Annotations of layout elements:
^^^^

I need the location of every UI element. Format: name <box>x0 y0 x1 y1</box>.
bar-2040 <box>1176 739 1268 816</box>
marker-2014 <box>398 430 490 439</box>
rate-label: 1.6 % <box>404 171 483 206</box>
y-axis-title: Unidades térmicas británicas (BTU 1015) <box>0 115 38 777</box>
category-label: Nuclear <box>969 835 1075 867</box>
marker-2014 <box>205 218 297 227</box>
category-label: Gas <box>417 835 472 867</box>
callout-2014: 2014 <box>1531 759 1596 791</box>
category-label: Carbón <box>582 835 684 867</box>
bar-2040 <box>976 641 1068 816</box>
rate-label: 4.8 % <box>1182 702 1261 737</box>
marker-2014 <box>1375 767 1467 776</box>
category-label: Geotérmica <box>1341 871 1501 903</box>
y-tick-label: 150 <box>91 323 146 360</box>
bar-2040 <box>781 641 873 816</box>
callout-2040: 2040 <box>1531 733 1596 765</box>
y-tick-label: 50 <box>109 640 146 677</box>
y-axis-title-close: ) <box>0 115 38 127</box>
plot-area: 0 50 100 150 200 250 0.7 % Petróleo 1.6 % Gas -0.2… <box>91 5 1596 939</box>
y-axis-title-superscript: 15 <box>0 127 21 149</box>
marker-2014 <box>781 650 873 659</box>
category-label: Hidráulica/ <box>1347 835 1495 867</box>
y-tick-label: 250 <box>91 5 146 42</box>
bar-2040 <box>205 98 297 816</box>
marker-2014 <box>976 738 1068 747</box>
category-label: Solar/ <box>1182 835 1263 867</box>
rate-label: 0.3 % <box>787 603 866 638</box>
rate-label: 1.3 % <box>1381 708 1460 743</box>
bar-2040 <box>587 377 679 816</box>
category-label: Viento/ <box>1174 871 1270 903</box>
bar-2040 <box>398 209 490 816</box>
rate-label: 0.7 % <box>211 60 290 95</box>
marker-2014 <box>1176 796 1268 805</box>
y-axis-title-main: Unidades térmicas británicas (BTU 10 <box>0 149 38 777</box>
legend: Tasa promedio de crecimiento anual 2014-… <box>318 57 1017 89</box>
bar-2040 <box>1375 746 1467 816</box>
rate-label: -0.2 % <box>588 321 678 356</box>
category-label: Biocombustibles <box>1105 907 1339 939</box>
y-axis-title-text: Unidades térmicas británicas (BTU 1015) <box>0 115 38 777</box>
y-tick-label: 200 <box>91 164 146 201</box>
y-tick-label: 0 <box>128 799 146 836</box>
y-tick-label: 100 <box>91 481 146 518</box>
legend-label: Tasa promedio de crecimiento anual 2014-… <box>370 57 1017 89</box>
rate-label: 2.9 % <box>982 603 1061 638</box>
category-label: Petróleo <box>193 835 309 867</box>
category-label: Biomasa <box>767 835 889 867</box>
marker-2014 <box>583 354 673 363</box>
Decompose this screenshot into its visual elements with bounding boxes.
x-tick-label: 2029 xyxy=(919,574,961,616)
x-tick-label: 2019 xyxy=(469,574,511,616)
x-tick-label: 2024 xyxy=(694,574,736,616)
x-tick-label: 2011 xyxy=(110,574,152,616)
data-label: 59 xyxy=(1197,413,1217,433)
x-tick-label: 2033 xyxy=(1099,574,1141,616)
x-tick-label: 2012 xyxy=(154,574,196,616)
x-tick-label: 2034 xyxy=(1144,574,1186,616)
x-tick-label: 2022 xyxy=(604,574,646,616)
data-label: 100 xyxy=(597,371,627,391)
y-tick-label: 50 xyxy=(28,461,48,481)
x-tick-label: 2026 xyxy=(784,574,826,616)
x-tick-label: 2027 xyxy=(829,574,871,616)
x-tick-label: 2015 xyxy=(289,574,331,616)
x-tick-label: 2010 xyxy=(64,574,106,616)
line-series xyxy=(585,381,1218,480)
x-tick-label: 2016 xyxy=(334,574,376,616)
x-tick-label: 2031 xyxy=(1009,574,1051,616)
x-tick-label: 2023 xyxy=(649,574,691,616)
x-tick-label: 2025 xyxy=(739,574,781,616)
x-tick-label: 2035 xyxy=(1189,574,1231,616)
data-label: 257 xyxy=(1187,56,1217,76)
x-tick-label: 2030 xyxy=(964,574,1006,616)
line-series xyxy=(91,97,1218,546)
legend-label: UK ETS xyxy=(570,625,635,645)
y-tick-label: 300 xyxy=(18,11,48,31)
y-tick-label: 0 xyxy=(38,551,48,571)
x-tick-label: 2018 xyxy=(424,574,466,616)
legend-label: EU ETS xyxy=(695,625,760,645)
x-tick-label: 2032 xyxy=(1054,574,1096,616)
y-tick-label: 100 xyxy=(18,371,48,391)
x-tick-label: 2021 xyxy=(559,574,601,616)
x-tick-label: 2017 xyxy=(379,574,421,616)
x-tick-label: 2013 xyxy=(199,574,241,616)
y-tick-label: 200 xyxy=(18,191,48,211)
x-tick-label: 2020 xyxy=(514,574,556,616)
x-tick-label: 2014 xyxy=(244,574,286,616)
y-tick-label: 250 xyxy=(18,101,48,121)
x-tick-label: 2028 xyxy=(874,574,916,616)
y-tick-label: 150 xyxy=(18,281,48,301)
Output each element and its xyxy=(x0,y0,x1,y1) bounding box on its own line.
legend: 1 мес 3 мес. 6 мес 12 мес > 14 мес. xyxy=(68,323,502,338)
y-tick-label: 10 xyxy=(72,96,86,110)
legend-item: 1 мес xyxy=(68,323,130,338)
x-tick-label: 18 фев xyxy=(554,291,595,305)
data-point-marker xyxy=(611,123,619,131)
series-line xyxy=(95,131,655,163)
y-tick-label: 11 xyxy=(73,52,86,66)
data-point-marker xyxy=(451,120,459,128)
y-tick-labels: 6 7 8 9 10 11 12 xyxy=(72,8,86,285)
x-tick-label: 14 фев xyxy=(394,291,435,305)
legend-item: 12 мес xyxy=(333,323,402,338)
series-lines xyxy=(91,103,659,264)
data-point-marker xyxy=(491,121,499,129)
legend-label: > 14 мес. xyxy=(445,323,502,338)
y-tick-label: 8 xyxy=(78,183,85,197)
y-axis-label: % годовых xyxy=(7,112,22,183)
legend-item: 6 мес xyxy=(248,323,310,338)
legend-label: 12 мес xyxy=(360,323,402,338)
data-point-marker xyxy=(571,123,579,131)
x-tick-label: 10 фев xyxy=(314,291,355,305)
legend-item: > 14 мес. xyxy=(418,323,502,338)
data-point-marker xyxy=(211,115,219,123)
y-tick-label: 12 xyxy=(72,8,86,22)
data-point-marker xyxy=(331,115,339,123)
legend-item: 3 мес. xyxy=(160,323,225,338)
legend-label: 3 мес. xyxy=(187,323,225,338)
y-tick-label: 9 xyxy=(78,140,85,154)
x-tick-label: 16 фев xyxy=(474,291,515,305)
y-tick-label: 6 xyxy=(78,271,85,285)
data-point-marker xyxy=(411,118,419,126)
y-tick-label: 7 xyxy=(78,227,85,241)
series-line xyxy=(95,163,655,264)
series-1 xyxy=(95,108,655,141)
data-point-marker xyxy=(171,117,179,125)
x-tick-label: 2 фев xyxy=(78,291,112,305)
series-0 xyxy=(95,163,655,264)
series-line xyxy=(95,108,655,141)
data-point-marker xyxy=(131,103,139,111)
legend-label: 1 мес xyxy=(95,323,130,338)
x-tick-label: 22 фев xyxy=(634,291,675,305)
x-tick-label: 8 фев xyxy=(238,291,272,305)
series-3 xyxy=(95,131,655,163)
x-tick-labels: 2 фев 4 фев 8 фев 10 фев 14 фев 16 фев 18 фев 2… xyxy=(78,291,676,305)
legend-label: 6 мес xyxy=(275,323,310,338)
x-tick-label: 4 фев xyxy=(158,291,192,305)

^^^^

DIRECTIONS FOR THIS TASK:
Put every line of the records above into a Markdown table with two columns, Row for the row number and Line for the line itself. Leave out blank lines.

OUTPUT OF THE TASK:
| Row | Line |
|---|---|
| 1 | I need the location of every UI element. Format: name <box>x0 y0 x1 y1</box>. |
| 2 | bar-2040 <box>1176 739 1268 816</box> |
| 3 | marker-2014 <box>398 430 490 439</box> |
| 4 | rate-label: 1.6 % <box>404 171 483 206</box> |
| 5 | y-axis-title: Unidades térmicas británicas (BTU 1015) <box>0 115 38 777</box> |
| 6 | category-label: Nuclear <box>969 835 1075 867</box> |
| 7 | marker-2014 <box>205 218 297 227</box> |
| 8 | category-label: Gas <box>417 835 472 867</box> |
| 9 | callout-2014: 2014 <box>1531 759 1596 791</box> |
| 10 | category-label: Carbón <box>582 835 684 867</box> |
| 11 | bar-2040 <box>976 641 1068 816</box> |
| 12 | rate-label: 4.8 % <box>1182 702 1261 737</box> |
| 13 | marker-2014 <box>1375 767 1467 776</box> |
| 14 | category-label: Geotérmica <box>1341 871 1501 903</box> |
| 15 | y-tick-label: 150 <box>91 323 146 360</box> |
| 16 | bar-2040 <box>781 641 873 816</box> |
| 17 | callout-2040: 2040 <box>1531 733 1596 765</box> |
| 18 | y-tick-label: 50 <box>109 640 146 677</box> |
| 19 | y-axis-title-close: ) <box>0 115 38 127</box> |
| 20 | plot-area: 0 50 100 150 200 250 0.7 % Petróleo 1.6 % Gas -0.2… <box>91 5 1596 939</box> |
| 21 | y-axis-title-superscript: 15 <box>0 127 21 149</box> |
| 22 | marker-2014 <box>781 650 873 659</box> |
| 23 | category-label: Hidráulica/ <box>1347 835 1495 867</box> |
| 24 | y-tick-label: 250 <box>91 5 146 42</box> |
| 25 | bar-2040 <box>205 98 297 816</box> |
| 26 | marker-2014 <box>976 738 1068 747</box> |
| 27 | category-label: Solar/ <box>1182 835 1263 867</box> |
| 28 | rate-label: 0.3 % <box>787 603 866 638</box> |
| 29 | rate-label: 1.3 % <box>1381 708 1460 743</box> |
| 30 | bar-2040 <box>587 377 679 816</box> |
| 31 | category-label: Viento/ <box>1174 871 1270 903</box> |
| 32 | bar-2040 <box>398 209 490 816</box> |
| 33 | rate-label: 0.7 % <box>211 60 290 95</box> |
| 34 | marker-2014 <box>1176 796 1268 805</box> |
| 35 | y-axis-title-main: Unidades térmicas británicas (BTU 10 <box>0 149 38 777</box> |
| 36 | legend: Tasa promedio de crecimiento anual 2014-… <box>318 57 1017 89</box> |
| 37 | bar-2040 <box>1375 746 1467 816</box> |
| 38 | rate-label: -0.2 % <box>588 321 678 356</box> |
| 39 | category-label: Biocombustibles <box>1105 907 1339 939</box> |
| 40 | y-axis-title-text: Unidades térmicas británicas (BTU 1015) <box>0 115 38 777</box> |
| 41 | y-tick-label: 200 <box>91 164 146 201</box> |
| 42 | y-tick-label: 0 <box>128 799 146 836</box> |
| 43 | y-tick-label: 100 <box>91 481 146 518</box> |
| 44 | legend-label: Tasa promedio de crecimiento anual 2014-… <box>370 57 1017 89</box> |
| 45 | rate-label: 2.9 % <box>982 603 1061 638</box> |
| 46 | category-label: Petróleo <box>193 835 309 867</box> |
| 47 | category-label: Biomasa <box>767 835 889 867</box> |
| 48 | marker-2014 <box>583 354 673 363</box> |
| 49 | Decompose this screenshot into its visual elements with bounding boxes. |
| 50 | x-tick-label: 2029 xyxy=(919,574,961,616) |
| 51 | x-tick-label: 2019 xyxy=(469,574,511,616) |
| 52 | x-tick-label: 2024 xyxy=(694,574,736,616) |
| 53 | x-tick-label: 2011 xyxy=(110,574,152,616) |
| 54 | data-label: 59 xyxy=(1197,413,1217,433) |
| 55 | x-tick-label: 2033 xyxy=(1099,574,1141,616) |
| 56 | x-tick-label: 2012 xyxy=(154,574,196,616) |
| 57 | x-tick-label: 2034 xyxy=(1144,574,1186,616) |
| 58 | x-tick-label: 2022 xyxy=(604,574,646,616) |
| 59 | data-label: 100 xyxy=(597,371,627,391) |
| 60 | y-tick-label: 50 xyxy=(28,461,48,481) |
| 61 | x-tick-label: 2026 xyxy=(784,574,826,616) |
| 62 | x-tick-label: 2027 xyxy=(829,574,871,616) |
| 63 | x-tick-label: 2015 xyxy=(289,574,331,616) |
| 64 | x-tick-label: 2010 xyxy=(64,574,106,616) |
| 65 | line-series xyxy=(585,381,1218,480) |
| 66 | x-tick-label: 2016 xyxy=(334,574,376,616) |
| 67 | x-tick-label: 2031 xyxy=(1009,574,1051,616) |
| 68 | x-tick-label: 2023 xyxy=(649,574,691,616) |
| 69 | x-tick-label: 2025 xyxy=(739,574,781,616) |
| 70 | x-tick-label: 2035 xyxy=(1189,574,1231,616) |
| 71 | data-label: 257 xyxy=(1187,56,1217,76) |
| 72 | x-tick-label: 2030 xyxy=(964,574,1006,616) |
| 73 | line-series xyxy=(91,97,1218,546) |
| 74 | legend-label: UK ETS xyxy=(570,625,635,645) |
| 75 | y-tick-label: 300 xyxy=(18,11,48,31) |
| 76 | y-tick-label: 0 xyxy=(38,551,48,571) |
| 77 | x-tick-label: 2018 xyxy=(424,574,466,616) |
| 78 | legend-label: EU ETS xyxy=(695,625,760,645) |
| 79 | x-tick-label: 2032 xyxy=(1054,574,1096,616) |
| 80 | y-tick-label: 100 xyxy=(18,371,48,391) |
| 81 | x-tick-label: 2021 xyxy=(559,574,601,616) |
| 82 | x-tick-label: 2017 xyxy=(379,574,421,616) |
| 83 | x-tick-label: 2013 xyxy=(199,574,241,616) |
| 84 | y-tick-label: 200 xyxy=(18,191,48,211) |
| 85 | x-tick-label: 2020 xyxy=(514,574,556,616) |
| 86 | x-tick-label: 2014 xyxy=(244,574,286,616) |
| 87 | y-tick-label: 250 xyxy=(18,101,48,121) |
| 88 | x-tick-label: 2028 xyxy=(874,574,916,616) |
| 89 | y-tick-label: 150 xyxy=(18,281,48,301) |
| 90 | Output each element and its xyxy=(x0,y0,x1,y1) bounding box on its own line. |
| 91 | legend: 1 мес 3 мес. 6 мес 12 мес > 14 мес. xyxy=(68,323,502,338) |
| 92 | y-tick-label: 10 xyxy=(72,96,86,110) |
| 93 | legend-item: 1 мес xyxy=(68,323,130,338) |
| 94 | x-tick-label: 18 фев xyxy=(554,291,595,305) |
| 95 | data-point-marker xyxy=(611,123,619,131) |
| 96 | series-line xyxy=(95,131,655,163) |
| 97 | y-tick-label: 11 xyxy=(73,52,86,66) |
| 98 | data-point-marker xyxy=(451,120,459,128) |
| 99 | y-tick-labels: 6 7 8 9 10 11 12 xyxy=(72,8,86,285) |
| 100 | x-tick-label: 14 фев xyxy=(394,291,435,305) |
| 101 | legend-item: 12 мес xyxy=(333,323,402,338) |
| 102 | series-lines xyxy=(91,103,659,264) |
| 103 | data-point-marker xyxy=(491,121,499,129) |
| 104 | legend-label: > 14 мес. xyxy=(445,323,502,338) |
| 105 | y-tick-label: 8 xyxy=(78,183,85,197) |
| 106 | y-axis-label: % годовых xyxy=(7,112,22,183) |
| 107 | legend-item: 6 мес xyxy=(248,323,310,338) |
| 108 | legend-label: 12 мес xyxy=(360,323,402,338) |
| 109 | data-point-marker xyxy=(571,123,579,131) |
| 110 | x-tick-label: 10 фев xyxy=(314,291,355,305) |
| 111 | legend-item: > 14 мес. xyxy=(418,323,502,338) |
| 112 | data-point-marker xyxy=(211,115,219,123) |
| 113 | y-tick-label: 12 xyxy=(72,8,86,22) |
| 114 | data-point-marker xyxy=(331,115,339,123) |
| 115 | legend-item: 3 мес. xyxy=(160,323,225,338) |
| 116 | legend-label: 3 мес. xyxy=(187,323,225,338) |
| 117 | y-tick-label: 9 xyxy=(78,140,85,154) |
| 118 | x-tick-label: 16 фев xyxy=(474,291,515,305) |
| 119 | y-tick-label: 6 xyxy=(78,271,85,285) |
| 120 | data-point-marker xyxy=(411,118,419,126) |
| 121 | y-tick-label: 7 xyxy=(78,227,85,241) |
| 122 | series-line xyxy=(95,163,655,264) |
| 123 | series-1 xyxy=(95,108,655,141) |
| 124 | data-point-marker xyxy=(171,117,179,125) |
| 125 | x-tick-label: 2 фев xyxy=(78,291,112,305) |
| 126 | series-0 xyxy=(95,163,655,264) |
| 127 | series-line xyxy=(95,108,655,141) |
| 128 | data-point-marker xyxy=(131,103,139,111) |
| 129 | legend-label: 1 мес xyxy=(95,323,130,338) |
| 130 | x-tick-label: 22 фев xyxy=(634,291,675,305) |
| 131 | x-tick-label: 8 фев xyxy=(238,291,272,305) |
| 132 | series-3 xyxy=(95,131,655,163) |
| 133 | x-tick-labels: 2 фев 4 фев 8 фев 10 фев 14 фев 16 фев 18 фев 2… xyxy=(78,291,676,305) |
| 134 | legend-label: 6 мес xyxy=(275,323,310,338) |
| 135 | x-tick-label: 4 фев xyxy=(158,291,192,305) |